INSIEME DI RECORD:
■ ■ ■

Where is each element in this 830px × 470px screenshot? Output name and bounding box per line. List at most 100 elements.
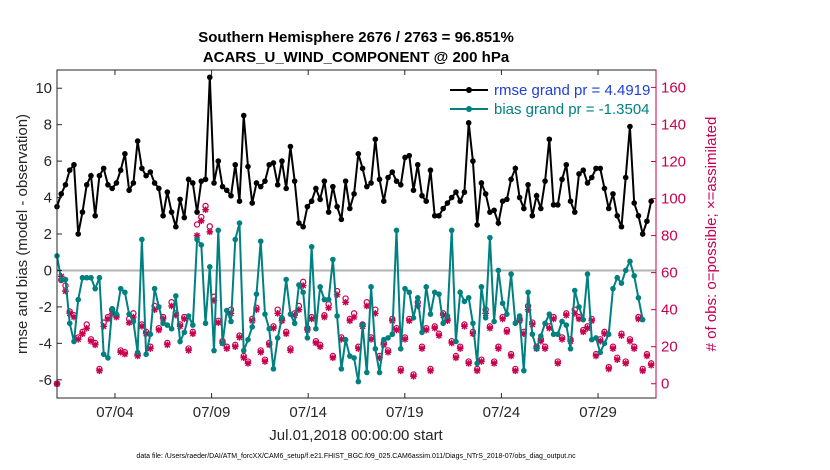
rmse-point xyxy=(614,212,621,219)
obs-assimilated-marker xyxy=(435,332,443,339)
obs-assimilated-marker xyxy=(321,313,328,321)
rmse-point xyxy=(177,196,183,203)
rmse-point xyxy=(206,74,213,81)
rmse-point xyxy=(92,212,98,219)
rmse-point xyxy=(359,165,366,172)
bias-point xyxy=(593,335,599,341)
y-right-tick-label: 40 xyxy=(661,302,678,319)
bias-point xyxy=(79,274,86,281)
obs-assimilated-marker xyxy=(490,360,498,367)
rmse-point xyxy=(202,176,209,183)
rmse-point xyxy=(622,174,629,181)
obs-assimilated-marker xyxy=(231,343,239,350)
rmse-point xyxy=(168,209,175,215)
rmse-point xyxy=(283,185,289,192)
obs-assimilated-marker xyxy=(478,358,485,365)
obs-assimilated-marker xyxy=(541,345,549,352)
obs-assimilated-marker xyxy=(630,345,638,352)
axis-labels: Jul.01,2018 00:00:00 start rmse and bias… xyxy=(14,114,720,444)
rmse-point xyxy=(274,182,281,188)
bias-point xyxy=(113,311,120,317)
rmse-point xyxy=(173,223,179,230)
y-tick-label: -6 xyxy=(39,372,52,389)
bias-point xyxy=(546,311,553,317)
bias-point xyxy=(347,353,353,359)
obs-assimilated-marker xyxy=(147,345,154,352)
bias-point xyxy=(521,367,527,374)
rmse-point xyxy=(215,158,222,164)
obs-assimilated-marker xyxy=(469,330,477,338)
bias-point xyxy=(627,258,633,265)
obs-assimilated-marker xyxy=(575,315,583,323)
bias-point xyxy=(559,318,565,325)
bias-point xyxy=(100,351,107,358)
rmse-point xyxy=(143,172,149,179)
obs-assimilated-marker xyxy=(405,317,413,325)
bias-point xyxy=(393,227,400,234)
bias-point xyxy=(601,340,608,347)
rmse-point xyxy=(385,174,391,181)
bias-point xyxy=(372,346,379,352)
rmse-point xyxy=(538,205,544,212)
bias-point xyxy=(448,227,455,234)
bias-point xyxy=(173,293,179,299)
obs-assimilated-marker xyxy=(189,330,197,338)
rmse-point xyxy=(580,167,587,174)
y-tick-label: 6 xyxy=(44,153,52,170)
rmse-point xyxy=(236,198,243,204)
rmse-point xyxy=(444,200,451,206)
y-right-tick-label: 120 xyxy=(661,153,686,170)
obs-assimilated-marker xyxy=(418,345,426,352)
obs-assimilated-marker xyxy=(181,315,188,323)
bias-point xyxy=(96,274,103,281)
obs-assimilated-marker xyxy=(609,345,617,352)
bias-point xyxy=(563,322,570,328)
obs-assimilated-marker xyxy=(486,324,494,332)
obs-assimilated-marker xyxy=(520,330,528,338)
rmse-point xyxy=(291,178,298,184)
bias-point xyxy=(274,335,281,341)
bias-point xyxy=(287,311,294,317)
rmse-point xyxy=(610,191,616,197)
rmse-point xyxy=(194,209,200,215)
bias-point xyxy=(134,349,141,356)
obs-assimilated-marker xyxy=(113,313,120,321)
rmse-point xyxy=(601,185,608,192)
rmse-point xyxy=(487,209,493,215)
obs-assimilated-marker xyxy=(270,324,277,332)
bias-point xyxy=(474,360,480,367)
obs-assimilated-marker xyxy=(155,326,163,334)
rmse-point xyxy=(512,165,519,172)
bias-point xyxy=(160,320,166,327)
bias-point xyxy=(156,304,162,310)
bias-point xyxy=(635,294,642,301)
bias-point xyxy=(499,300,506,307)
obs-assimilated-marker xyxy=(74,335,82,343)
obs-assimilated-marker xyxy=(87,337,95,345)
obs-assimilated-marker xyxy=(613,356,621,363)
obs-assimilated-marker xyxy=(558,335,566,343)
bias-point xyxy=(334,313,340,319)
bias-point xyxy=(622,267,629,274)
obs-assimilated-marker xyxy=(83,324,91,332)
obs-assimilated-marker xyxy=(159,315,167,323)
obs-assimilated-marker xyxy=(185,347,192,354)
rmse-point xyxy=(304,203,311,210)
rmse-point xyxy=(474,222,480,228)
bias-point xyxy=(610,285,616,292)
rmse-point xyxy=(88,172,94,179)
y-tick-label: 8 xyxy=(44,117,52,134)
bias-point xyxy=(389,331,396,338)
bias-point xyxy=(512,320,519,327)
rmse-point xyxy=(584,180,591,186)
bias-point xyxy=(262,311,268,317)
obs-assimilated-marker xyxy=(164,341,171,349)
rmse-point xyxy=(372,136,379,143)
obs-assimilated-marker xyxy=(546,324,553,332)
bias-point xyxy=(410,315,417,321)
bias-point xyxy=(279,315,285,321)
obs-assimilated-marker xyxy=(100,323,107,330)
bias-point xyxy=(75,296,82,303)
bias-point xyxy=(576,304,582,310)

■ ■ ■

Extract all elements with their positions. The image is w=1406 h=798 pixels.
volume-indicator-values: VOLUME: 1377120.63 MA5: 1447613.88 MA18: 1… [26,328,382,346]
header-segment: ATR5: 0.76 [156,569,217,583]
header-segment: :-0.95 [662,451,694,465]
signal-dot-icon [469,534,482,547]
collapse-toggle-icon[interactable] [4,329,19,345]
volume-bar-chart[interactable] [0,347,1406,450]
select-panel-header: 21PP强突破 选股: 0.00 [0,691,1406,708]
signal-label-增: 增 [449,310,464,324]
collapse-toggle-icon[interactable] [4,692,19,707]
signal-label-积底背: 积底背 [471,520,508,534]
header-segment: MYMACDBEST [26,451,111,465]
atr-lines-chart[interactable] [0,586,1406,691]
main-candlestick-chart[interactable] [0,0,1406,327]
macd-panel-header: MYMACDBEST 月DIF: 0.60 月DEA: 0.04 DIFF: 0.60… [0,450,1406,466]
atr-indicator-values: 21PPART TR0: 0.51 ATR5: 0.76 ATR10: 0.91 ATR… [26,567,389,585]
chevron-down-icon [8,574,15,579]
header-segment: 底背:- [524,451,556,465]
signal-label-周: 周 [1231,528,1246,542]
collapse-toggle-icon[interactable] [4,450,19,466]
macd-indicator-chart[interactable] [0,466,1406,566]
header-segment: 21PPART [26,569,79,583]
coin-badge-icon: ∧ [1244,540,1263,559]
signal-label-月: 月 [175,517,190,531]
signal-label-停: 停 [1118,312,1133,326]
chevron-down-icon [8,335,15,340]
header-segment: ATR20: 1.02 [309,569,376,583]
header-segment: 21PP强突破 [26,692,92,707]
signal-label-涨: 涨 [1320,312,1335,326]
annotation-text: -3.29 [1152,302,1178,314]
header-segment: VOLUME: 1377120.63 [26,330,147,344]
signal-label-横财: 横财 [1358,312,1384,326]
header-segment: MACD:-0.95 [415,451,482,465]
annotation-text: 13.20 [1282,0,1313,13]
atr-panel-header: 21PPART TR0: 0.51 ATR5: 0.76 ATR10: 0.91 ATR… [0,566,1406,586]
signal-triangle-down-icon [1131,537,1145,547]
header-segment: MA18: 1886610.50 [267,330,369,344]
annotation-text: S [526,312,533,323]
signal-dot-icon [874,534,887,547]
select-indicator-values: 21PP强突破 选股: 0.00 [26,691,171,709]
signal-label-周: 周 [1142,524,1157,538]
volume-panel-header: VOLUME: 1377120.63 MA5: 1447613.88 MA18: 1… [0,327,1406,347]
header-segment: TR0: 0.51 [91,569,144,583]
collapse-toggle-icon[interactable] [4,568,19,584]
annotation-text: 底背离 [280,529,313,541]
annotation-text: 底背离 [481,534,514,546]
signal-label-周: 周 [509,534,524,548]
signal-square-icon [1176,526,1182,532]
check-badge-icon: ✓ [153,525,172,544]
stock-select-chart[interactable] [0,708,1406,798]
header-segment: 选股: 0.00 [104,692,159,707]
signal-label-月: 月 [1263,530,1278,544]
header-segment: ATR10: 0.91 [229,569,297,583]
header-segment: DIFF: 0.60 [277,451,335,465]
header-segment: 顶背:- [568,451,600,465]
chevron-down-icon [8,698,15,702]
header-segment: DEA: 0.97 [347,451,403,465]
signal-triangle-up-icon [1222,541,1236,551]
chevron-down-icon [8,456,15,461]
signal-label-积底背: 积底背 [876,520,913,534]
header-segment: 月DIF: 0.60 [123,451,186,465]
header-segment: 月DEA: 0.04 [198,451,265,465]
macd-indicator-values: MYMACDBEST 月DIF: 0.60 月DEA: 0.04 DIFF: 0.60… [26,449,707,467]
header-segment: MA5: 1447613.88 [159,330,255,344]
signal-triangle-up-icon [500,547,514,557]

■ ■ ■

CONSEGNA: Disponi in una tabella Markdown con le colonne Numero e Riga dell'elenco le righe dell'elenco, partendo da quella che contiene "Extract all elements" e proseguendo fino a quella che contiene "collapse-toggle-icon[interactable] [4,450,19,466]", entrambe comprese. Numera ogni riga e tralascia quelle vuote.

SVOLGIMENTO:
| Numero | Riga dell'elenco |
|---|---|
| 1 | Extract all elements with their positions. The image is w=1406 h=798 pixels. |
| 2 | volume-indicator-values: VOLUME: 1377120.63 MA5: 1447613.88 MA18: 1… [26,328,382,346] |
| 3 | header-segment: ATR5: 0.76 [156,569,217,583] |
| 4 | header-segment: :-0.95 [662,451,694,465] |
| 5 | signal-dot-icon [469,534,482,547] |
| 6 | collapse-toggle-icon[interactable] [4,329,19,345] |
| 7 | volume-bar-chart[interactable] [0,347,1406,450] |
| 8 | select-panel-header: 21PP强突破 选股: 0.00 [0,691,1406,708] |
| 9 | signal-label-增: 增 [449,310,464,324] |
| 10 | collapse-toggle-icon[interactable] [4,692,19,707] |
| 11 | signal-label-积底背: 积底背 [471,520,508,534] |
| 12 | header-segment: MYMACDBEST [26,451,111,465] |
| 13 | atr-lines-chart[interactable] [0,586,1406,691] |
| 14 | main-candlestick-chart[interactable] [0,0,1406,327] |
| 15 | macd-panel-header: MYMACDBEST 月DIF: 0.60 月DEA: 0.04 DIFF: 0.60… [0,450,1406,466] |
| 16 | atr-indicator-values: 21PPART TR0: 0.51 ATR5: 0.76 ATR10: 0.91 ATR… [26,567,389,585] |
| 17 | chevron-down-icon [8,574,15,579] |
| 18 | header-segment: 底背:- [524,451,556,465] |
| 19 | signal-label-周: 周 [1231,528,1246,542] |
| 20 | collapse-toggle-icon[interactable] [4,450,19,466] |